▶ [TASK OBJECTIVE]
Count lines, not occurrences: report how many lines in the records hold the string "Pecs", and nothing else.

▶ [RECORD EXTRACTS]
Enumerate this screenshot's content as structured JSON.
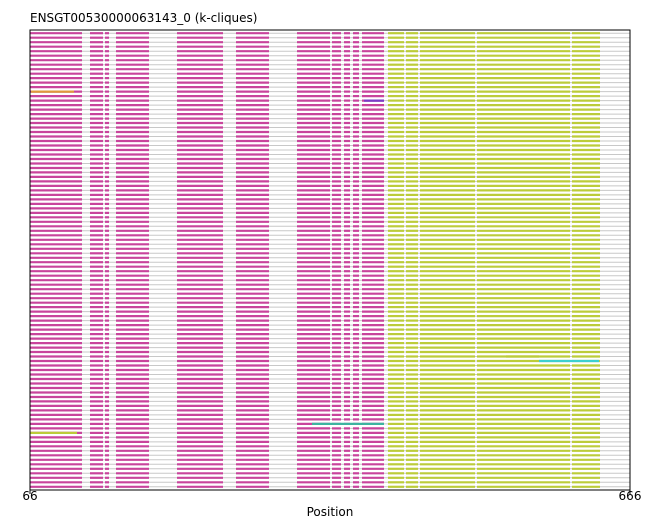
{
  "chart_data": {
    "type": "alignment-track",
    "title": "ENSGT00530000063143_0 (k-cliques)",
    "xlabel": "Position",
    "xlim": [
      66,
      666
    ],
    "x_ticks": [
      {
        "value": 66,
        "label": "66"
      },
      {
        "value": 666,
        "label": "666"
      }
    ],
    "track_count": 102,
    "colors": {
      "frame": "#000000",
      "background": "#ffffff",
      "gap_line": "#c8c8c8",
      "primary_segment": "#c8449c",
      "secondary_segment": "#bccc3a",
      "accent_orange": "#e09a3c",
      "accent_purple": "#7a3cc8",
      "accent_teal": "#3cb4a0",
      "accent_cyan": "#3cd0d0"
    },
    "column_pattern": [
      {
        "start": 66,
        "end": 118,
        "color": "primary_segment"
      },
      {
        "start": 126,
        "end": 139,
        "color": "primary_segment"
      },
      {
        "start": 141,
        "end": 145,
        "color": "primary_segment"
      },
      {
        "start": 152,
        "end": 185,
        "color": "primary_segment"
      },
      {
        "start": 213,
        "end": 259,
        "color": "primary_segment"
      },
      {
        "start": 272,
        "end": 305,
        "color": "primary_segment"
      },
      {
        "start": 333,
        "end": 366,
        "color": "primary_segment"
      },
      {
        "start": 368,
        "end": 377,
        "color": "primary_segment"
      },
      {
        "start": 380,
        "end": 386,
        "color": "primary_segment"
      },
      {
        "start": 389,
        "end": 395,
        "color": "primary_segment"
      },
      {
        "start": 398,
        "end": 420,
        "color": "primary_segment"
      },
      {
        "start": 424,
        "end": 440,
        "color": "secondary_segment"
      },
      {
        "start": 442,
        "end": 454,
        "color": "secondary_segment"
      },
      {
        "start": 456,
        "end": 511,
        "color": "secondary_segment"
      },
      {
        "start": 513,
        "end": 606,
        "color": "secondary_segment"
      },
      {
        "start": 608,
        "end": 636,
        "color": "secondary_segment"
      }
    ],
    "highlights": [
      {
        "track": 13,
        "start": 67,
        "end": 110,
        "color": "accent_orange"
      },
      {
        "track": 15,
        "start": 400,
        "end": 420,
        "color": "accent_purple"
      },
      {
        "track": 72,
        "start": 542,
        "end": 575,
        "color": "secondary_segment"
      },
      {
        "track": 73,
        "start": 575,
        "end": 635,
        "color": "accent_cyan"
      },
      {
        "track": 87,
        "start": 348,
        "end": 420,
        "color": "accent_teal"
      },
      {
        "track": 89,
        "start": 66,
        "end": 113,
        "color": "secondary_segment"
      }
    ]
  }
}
...
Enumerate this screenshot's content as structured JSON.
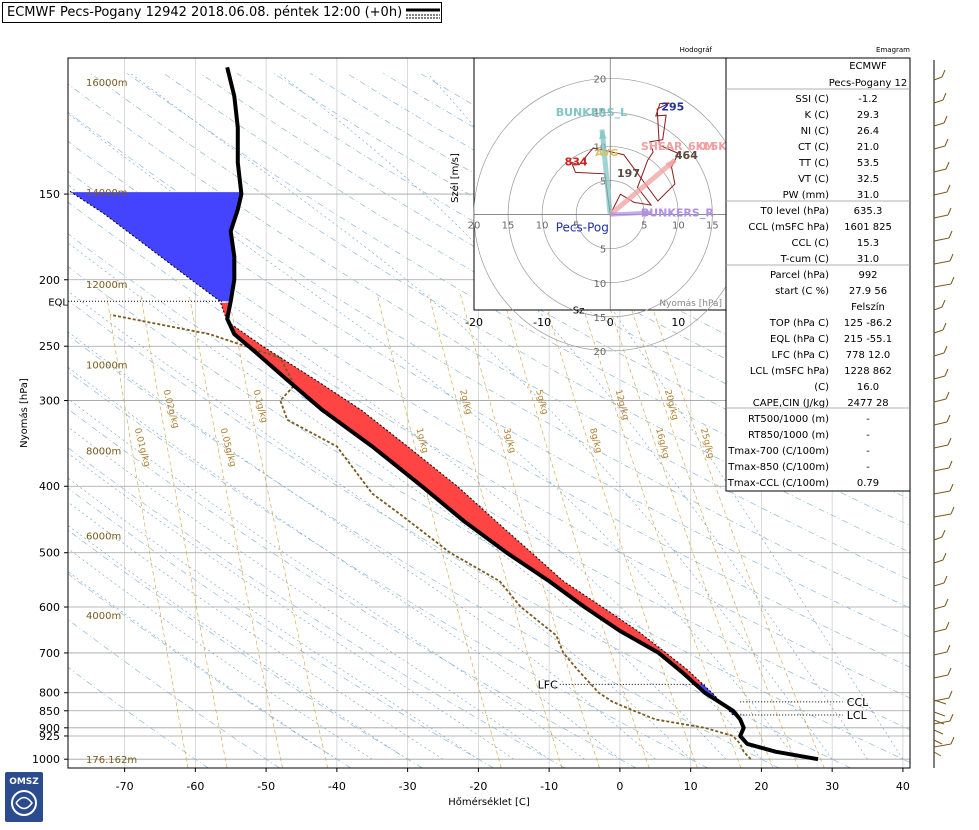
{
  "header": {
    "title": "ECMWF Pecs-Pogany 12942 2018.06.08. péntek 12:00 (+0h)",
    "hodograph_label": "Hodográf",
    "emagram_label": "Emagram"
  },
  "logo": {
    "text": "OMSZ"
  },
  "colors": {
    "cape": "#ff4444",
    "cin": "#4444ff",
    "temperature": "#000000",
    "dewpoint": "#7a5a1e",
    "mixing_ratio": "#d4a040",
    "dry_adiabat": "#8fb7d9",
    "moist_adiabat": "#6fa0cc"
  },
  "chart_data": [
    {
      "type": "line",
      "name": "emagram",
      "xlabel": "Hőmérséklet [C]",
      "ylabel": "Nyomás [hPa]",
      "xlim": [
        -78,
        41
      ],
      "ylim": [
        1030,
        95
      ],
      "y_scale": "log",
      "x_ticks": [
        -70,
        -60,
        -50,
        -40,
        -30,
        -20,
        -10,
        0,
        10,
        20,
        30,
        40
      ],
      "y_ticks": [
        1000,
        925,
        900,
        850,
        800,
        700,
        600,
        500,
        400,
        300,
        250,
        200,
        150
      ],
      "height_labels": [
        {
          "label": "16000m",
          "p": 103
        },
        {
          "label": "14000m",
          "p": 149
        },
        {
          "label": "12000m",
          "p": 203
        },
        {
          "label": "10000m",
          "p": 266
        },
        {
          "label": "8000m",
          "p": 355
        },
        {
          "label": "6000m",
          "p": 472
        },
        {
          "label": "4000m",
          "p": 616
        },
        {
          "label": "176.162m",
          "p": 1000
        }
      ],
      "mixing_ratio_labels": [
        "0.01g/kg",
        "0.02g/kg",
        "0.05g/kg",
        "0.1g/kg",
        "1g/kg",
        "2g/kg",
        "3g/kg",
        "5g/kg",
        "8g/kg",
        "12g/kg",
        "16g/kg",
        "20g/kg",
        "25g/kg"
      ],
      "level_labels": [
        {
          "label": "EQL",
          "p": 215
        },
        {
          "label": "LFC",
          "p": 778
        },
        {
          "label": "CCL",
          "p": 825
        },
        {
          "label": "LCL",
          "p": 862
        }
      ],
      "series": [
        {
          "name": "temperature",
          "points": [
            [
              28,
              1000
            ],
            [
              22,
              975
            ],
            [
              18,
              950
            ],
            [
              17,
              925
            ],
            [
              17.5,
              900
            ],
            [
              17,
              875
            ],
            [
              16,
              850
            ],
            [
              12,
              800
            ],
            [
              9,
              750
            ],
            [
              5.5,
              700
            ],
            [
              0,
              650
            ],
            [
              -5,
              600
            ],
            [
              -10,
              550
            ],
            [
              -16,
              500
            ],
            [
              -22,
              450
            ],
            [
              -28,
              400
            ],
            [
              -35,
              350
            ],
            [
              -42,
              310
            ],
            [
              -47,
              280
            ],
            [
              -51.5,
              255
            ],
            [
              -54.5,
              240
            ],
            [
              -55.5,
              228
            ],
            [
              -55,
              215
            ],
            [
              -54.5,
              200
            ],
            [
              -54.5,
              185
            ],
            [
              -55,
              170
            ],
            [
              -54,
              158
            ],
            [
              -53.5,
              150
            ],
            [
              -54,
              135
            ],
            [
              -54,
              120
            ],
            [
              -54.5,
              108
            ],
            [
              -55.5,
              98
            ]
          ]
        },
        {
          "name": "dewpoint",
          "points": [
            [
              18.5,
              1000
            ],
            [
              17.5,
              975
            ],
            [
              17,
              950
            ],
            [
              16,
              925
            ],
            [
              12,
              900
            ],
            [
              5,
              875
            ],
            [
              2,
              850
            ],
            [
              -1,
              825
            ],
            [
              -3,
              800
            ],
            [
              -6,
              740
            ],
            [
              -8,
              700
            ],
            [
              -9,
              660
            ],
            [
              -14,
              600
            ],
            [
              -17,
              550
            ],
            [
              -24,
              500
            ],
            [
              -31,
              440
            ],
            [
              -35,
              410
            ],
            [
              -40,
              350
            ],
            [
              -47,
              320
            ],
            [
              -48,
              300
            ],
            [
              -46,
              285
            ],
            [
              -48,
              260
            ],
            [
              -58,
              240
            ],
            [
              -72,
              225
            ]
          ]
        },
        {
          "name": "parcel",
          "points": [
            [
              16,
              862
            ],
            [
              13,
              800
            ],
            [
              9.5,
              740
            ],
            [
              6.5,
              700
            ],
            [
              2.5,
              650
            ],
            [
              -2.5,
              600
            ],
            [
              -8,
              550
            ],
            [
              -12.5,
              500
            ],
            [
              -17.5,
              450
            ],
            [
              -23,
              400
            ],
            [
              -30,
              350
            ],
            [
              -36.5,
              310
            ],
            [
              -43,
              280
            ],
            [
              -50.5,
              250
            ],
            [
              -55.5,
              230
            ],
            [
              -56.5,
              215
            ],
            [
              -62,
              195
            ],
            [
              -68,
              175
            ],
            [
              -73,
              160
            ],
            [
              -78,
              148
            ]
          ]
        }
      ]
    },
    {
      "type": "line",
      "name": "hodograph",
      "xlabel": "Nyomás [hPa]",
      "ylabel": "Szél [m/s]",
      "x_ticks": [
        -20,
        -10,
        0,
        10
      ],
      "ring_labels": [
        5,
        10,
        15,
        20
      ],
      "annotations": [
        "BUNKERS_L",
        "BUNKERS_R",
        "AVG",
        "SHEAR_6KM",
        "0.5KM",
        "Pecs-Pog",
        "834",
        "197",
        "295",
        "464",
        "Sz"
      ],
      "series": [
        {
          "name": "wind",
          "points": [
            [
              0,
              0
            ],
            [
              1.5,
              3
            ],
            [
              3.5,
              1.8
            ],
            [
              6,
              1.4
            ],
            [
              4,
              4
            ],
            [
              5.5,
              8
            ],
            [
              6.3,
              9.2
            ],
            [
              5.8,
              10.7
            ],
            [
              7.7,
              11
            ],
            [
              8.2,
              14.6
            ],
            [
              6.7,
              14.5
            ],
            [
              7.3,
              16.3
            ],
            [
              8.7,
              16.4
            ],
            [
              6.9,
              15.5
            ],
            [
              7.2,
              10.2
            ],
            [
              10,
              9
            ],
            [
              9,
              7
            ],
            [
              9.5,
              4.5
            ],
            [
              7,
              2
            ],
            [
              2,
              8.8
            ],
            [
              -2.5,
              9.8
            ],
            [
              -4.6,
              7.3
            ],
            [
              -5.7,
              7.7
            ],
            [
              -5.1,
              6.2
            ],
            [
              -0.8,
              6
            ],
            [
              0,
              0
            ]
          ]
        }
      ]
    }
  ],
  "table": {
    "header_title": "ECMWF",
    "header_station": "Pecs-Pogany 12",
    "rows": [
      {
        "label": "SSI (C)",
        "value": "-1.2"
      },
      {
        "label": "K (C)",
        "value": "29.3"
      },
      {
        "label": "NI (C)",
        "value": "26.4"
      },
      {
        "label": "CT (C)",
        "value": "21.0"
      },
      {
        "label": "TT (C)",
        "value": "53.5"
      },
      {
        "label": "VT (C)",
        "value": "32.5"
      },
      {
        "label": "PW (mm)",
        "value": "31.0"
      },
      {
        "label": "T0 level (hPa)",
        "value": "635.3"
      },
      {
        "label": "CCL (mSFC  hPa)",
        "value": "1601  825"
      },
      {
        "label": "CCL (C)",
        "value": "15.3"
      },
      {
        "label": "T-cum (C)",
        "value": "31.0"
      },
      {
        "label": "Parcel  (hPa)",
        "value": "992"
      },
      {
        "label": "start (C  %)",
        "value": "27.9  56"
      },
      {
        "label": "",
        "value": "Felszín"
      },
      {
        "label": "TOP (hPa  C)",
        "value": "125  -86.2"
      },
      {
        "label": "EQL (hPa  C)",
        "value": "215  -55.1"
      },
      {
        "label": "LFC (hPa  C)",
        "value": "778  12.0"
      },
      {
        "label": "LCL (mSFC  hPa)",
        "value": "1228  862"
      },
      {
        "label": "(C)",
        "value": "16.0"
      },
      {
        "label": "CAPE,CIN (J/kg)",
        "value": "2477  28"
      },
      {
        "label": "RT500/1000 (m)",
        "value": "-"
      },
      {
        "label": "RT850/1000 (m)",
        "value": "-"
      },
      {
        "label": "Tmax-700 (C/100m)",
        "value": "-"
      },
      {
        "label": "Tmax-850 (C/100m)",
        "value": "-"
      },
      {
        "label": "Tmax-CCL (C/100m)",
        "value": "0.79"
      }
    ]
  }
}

▶ [OUTPUT OF THE EXERCISE]
3